→ Task requirements
Copy every line of the records below where the word "Интернете" occurs.
* Start Supplied material *
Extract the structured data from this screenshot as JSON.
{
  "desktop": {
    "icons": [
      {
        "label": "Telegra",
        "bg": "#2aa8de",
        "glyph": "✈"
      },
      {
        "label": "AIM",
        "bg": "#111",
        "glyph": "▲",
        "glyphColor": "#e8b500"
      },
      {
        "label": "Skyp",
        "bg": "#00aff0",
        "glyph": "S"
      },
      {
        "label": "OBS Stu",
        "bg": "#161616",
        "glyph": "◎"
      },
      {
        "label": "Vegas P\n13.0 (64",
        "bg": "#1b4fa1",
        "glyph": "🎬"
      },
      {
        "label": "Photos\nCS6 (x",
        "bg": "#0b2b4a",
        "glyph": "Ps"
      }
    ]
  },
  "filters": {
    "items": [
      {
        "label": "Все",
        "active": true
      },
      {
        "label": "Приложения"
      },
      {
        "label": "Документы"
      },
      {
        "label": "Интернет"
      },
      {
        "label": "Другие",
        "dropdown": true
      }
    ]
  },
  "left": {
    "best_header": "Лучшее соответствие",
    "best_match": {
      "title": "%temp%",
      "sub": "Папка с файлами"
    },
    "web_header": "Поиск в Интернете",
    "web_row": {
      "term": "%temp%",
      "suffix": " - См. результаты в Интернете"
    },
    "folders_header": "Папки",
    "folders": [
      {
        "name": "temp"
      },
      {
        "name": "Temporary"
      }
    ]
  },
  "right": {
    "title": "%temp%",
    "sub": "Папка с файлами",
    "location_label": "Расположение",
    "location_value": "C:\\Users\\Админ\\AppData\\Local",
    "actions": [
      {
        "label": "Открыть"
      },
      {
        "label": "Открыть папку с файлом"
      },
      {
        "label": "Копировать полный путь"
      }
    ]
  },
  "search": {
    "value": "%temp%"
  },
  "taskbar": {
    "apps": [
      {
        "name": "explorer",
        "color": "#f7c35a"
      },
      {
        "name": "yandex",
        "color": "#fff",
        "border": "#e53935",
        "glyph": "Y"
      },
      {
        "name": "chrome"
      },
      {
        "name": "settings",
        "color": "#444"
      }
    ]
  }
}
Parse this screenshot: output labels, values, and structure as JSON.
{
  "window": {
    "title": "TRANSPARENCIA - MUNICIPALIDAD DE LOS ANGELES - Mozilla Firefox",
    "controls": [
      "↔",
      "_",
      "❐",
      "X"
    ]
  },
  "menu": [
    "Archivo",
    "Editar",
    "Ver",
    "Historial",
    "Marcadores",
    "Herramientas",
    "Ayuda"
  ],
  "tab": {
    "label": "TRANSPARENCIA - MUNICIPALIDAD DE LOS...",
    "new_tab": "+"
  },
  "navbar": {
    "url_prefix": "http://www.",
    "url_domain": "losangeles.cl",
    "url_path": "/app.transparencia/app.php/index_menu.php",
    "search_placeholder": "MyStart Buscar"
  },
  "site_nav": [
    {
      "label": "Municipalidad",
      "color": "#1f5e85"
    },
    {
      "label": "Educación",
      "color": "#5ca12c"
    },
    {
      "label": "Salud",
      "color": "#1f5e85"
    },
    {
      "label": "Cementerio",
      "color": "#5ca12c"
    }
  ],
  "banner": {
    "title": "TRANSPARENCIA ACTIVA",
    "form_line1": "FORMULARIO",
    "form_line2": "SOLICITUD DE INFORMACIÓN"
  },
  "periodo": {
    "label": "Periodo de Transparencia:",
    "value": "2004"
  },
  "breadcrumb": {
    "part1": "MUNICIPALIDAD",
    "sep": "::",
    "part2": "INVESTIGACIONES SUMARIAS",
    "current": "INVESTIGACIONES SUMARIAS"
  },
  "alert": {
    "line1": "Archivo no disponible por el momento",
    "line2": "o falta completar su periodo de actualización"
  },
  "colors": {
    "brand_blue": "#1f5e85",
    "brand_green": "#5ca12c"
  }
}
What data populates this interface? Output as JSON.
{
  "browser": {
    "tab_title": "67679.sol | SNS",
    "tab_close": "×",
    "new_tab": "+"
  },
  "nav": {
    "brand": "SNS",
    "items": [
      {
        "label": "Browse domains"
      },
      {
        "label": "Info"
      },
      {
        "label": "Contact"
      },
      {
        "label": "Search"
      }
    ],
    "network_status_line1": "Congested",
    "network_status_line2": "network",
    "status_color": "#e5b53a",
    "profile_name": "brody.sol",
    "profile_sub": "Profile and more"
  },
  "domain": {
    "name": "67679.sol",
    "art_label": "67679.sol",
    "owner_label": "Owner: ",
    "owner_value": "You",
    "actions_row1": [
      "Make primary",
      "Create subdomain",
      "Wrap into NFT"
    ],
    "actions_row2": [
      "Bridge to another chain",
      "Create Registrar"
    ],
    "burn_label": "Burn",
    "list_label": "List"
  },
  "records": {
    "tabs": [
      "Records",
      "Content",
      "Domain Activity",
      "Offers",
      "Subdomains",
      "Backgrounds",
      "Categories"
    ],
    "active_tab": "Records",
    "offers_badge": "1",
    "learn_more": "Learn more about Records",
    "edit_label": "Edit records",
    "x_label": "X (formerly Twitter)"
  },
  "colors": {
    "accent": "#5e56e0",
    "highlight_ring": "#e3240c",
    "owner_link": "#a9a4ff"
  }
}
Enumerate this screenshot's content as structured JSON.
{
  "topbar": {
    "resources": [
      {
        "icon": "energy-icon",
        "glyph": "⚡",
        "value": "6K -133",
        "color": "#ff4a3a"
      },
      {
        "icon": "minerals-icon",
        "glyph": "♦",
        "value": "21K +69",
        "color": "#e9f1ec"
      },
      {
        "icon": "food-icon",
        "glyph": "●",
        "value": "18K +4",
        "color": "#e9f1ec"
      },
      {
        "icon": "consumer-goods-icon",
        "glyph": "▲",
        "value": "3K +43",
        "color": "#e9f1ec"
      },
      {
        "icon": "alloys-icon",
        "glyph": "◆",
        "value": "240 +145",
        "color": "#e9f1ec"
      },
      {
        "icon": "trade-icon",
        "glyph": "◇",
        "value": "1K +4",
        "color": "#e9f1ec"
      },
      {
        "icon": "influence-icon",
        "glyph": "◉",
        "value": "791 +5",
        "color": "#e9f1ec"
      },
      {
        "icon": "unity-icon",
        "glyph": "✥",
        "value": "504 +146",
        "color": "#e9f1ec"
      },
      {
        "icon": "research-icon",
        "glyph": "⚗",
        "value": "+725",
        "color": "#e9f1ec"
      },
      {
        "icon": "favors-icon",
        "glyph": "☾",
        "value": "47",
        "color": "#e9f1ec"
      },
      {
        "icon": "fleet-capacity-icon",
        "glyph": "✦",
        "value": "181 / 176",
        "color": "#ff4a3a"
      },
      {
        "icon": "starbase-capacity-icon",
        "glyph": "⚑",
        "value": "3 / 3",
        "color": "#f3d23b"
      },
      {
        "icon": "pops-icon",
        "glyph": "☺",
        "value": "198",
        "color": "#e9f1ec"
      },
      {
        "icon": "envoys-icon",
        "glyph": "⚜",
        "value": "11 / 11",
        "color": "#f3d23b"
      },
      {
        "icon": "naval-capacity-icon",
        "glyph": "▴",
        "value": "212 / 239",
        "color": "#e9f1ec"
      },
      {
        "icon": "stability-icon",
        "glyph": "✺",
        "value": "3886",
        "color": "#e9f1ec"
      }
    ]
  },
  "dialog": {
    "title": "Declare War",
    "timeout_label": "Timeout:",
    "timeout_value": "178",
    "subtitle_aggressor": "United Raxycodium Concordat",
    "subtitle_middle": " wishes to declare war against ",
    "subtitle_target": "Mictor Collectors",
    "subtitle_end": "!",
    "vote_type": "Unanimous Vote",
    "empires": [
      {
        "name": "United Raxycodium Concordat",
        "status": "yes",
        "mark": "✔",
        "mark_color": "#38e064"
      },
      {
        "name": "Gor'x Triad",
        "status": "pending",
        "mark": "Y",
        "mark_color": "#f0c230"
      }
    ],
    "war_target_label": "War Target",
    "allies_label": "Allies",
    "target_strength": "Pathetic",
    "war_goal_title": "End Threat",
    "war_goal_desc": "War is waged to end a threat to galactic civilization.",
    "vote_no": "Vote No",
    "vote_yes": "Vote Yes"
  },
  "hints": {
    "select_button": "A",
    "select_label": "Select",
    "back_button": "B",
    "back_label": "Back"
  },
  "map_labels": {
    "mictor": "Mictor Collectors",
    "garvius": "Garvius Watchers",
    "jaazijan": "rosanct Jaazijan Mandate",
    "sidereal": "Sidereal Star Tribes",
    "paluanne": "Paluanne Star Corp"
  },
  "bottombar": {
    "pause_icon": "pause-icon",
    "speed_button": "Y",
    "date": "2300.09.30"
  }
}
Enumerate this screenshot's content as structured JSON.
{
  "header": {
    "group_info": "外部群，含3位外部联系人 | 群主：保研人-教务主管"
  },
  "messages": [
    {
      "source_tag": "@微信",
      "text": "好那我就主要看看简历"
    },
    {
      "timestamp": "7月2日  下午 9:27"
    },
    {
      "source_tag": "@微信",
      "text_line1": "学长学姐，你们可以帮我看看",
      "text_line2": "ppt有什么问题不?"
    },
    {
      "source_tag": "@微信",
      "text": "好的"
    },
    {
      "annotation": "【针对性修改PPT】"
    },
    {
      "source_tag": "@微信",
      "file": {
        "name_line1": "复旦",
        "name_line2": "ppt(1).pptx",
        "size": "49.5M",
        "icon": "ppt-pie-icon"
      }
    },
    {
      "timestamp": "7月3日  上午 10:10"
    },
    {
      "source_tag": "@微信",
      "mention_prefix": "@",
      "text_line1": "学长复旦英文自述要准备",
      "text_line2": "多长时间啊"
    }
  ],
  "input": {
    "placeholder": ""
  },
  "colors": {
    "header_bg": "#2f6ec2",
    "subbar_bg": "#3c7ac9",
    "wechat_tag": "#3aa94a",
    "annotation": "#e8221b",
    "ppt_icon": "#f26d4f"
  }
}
* End Supplied material *
→ Answer to the exercise
    "web_header": "Поиск в Интернете",
      "suffix": " - См. результаты в Интернете"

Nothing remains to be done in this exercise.